====== Supplied data ======

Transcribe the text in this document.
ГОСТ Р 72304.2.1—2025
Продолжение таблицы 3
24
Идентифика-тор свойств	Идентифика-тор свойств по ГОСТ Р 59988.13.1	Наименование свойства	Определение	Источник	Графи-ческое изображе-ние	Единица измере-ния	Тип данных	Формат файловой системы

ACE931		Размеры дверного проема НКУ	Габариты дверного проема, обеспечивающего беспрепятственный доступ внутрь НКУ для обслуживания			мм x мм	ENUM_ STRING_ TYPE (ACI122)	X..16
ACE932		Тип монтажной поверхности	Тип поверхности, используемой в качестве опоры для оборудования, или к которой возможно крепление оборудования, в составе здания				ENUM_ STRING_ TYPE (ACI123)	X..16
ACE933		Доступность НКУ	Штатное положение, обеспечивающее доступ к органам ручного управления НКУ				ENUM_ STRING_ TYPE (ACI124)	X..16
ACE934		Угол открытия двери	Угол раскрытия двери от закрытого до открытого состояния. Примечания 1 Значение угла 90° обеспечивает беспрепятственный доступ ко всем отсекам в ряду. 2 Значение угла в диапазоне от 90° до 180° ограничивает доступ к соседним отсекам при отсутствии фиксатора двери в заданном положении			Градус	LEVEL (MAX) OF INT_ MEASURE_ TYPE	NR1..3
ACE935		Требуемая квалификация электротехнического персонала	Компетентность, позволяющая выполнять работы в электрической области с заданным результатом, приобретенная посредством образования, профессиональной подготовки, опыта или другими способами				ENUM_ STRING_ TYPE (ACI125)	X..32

======

Repeat each record in full; every line must match exactly.

* Task result *
Transcribe the text in this document.
ГОСТ Р 72304.2.1—2025
Продолжение таблицы 3
24
Идентифика-тор свойств	Идентифика-тор свойств по ГОСТ Р 59988.13.1	Наименование свойства	Определение	Источник	Графи-ческое изображе-ние	Единица измере-ния	Тип данных	Формат файловой системы

ACE931		Размеры дверного проема НКУ	Габариты дверного проема, обеспечивающего беспрепятственный доступ внутрь НКУ для обслуживания			мм x мм	ENUM_ STRING_ TYPE (ACI122)	X..16
ACE932		Тип монтажной поверхности	Тип поверхности, используемой в качестве опоры для оборудования, или к которой возможно крепление оборудования, в составе здания				ENUM_ STRING_ TYPE (ACI123)	X..16
ACE933		Доступность НКУ	Штатное положение, обеспечивающее доступ к органам ручного управления НКУ				ENUM_ STRING_ TYPE (ACI124)	X..16
ACE934		Угол открытия двери	Угол раскрытия двери от закрытого до открытого состояния. Примечания 1 Значение угла 90° обеспечивает беспрепятственный доступ ко всем отсекам в ряду. 2 Значение угла в диапазоне от 90° до 180° ограничивает доступ к соседним отсекам при отсутствии фиксатора двери в заданном положении			Градус	LEVEL (MAX) OF INT_ MEASURE_ TYPE	NR1..3
ACE935		Требуемая квалификация электротехнического персонала	Компетентность, позволяющая выполнять работы в электрической области с заданным результатом, приобретенная посредством образования, профессиональной подготовки, опыта или другими способами				ENUM_ STRING_ TYPE (ACI125)	X..32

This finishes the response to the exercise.